**EXERCISE**: List all the lines in these records that hold "prohibición".

**SUPPLIED RECORDS**:
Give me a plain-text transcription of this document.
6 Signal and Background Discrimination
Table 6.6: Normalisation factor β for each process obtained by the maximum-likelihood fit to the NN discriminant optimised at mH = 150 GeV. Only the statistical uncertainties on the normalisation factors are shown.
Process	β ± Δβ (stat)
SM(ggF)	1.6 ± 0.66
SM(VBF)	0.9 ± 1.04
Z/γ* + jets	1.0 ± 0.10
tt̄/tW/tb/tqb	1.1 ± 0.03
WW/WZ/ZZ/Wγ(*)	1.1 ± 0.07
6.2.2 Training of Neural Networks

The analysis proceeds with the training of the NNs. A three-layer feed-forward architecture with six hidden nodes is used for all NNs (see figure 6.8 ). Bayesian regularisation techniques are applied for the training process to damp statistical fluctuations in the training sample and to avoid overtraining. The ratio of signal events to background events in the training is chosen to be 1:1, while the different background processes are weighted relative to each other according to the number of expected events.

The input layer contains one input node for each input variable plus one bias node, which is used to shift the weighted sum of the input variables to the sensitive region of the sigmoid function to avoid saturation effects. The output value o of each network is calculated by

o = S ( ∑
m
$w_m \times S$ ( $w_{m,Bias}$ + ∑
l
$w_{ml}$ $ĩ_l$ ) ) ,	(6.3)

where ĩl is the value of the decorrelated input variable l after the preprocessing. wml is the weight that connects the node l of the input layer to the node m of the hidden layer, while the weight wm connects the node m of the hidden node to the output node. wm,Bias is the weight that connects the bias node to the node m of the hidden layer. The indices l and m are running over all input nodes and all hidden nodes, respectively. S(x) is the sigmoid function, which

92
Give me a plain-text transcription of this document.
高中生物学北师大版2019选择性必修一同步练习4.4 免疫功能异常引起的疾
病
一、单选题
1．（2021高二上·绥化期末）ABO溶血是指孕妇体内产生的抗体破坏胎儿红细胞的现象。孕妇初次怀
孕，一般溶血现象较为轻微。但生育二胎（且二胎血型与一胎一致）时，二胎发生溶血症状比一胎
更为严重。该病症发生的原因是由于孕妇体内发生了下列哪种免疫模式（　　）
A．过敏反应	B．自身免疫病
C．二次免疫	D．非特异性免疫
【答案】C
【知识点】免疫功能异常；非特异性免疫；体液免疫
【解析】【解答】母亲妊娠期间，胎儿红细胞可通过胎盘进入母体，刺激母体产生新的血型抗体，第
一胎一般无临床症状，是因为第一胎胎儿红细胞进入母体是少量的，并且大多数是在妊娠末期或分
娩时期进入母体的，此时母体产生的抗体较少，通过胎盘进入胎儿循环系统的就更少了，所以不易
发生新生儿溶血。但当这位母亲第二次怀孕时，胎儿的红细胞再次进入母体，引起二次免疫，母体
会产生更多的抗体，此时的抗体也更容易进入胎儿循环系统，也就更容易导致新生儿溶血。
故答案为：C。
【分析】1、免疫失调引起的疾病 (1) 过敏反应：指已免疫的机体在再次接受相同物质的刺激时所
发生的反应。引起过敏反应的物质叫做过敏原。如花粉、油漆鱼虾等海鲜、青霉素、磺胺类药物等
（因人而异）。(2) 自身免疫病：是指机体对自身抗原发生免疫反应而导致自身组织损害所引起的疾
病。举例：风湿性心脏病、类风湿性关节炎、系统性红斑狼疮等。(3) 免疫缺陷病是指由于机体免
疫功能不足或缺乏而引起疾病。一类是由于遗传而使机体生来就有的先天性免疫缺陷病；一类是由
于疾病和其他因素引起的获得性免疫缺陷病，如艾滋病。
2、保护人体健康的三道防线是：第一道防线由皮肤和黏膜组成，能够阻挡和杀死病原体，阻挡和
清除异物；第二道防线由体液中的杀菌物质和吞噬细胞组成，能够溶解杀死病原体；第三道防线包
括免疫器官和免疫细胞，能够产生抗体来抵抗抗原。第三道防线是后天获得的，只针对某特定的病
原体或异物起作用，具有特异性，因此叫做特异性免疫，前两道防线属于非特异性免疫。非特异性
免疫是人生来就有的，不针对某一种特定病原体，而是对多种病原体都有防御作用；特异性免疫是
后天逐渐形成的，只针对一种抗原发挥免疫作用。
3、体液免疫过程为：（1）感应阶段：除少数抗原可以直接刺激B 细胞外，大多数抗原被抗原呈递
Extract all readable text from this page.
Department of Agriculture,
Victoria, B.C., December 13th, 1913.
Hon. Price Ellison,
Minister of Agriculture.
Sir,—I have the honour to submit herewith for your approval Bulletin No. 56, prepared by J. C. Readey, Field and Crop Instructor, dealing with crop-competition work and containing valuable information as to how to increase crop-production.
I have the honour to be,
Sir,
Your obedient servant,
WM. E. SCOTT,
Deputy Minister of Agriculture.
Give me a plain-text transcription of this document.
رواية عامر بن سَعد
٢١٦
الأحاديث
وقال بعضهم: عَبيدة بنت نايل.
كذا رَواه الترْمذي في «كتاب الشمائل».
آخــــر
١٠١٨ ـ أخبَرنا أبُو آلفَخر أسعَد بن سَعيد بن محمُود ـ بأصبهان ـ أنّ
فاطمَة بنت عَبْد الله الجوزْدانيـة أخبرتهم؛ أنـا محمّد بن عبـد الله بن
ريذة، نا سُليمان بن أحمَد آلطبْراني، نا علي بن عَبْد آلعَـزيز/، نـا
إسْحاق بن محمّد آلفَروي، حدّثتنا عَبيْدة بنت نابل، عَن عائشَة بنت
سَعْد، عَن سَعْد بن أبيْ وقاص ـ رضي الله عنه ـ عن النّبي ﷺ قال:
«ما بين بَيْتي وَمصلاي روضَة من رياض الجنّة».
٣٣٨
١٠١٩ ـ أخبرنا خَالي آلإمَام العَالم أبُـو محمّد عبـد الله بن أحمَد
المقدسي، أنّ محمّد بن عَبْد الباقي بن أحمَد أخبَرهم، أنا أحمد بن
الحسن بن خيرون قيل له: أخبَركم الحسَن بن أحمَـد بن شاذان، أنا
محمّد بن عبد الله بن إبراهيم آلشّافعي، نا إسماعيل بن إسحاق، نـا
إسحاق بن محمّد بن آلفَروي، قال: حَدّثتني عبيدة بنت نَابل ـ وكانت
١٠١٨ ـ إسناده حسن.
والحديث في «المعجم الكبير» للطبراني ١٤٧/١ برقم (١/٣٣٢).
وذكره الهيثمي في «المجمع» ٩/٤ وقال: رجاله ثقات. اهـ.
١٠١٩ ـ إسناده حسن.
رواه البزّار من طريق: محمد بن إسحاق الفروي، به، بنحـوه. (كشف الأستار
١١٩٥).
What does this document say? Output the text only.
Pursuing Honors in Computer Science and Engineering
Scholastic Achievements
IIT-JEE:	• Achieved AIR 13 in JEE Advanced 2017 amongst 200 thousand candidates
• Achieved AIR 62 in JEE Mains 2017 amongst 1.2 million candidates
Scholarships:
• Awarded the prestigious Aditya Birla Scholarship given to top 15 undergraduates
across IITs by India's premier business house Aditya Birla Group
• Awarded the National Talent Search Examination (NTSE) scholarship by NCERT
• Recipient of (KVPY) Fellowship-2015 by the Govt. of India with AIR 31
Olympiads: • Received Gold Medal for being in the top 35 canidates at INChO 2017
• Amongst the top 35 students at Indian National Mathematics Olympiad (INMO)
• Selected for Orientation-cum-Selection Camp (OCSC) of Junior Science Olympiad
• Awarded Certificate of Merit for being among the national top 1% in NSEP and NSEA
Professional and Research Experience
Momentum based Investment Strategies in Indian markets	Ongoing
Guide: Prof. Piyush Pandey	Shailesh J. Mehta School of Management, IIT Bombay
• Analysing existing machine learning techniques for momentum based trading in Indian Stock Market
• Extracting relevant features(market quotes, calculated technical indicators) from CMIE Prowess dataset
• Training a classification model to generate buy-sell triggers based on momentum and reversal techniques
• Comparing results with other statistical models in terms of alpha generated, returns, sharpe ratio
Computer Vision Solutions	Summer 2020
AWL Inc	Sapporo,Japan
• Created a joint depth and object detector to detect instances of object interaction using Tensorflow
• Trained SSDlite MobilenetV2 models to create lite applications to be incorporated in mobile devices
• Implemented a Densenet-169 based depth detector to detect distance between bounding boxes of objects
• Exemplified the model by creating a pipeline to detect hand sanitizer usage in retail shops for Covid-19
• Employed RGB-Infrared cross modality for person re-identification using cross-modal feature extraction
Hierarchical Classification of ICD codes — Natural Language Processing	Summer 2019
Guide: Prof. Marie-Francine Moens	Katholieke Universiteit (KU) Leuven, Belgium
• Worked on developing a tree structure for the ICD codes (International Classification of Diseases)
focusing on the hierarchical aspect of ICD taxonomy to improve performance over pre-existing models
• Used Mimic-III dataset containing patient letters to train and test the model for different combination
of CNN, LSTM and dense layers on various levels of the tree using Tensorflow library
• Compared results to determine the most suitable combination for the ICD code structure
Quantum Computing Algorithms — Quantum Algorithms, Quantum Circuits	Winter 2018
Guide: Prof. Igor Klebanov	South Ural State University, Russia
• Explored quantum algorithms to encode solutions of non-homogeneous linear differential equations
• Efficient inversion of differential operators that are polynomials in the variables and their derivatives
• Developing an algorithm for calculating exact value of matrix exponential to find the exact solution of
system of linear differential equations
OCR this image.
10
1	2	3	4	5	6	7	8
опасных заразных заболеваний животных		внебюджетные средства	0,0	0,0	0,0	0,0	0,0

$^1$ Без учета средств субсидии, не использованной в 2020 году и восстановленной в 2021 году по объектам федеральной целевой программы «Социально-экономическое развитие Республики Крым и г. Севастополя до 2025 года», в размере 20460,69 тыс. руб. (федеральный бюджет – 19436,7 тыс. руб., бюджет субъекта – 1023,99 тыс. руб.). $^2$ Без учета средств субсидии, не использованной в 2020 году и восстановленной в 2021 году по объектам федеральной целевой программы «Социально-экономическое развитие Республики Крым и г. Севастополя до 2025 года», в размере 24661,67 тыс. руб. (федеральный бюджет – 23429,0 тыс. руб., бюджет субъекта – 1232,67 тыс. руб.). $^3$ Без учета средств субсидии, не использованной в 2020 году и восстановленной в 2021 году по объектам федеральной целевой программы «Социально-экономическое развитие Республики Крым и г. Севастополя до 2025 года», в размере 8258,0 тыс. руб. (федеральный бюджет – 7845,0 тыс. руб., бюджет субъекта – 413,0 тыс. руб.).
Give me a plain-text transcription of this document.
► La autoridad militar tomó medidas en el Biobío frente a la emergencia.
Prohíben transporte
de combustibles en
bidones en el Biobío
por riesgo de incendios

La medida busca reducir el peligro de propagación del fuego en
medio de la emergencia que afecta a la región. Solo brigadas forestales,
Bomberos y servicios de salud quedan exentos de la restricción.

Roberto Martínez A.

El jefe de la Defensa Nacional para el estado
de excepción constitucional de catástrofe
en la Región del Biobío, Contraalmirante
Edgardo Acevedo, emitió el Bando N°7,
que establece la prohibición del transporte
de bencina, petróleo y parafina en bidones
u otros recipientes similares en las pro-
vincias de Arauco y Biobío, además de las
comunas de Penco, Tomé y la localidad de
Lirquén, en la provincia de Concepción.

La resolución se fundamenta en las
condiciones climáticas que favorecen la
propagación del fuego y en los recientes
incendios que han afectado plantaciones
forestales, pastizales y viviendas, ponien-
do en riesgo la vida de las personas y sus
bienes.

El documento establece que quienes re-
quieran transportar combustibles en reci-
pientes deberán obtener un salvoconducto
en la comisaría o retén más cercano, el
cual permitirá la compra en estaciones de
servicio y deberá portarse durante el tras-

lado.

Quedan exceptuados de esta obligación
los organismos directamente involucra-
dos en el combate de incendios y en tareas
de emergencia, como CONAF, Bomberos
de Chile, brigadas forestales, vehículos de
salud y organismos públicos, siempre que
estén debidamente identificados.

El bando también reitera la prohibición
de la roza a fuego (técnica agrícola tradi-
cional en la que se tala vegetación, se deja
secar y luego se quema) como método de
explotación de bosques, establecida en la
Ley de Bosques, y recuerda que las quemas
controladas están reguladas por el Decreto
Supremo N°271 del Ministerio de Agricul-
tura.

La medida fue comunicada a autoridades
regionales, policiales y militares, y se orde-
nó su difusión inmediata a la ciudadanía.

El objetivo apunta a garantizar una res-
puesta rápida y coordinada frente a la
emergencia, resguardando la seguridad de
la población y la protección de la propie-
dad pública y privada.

**RESULT FOR THIS TASK**:
que establece la prohibición del transporte
El bando también reitera la prohibición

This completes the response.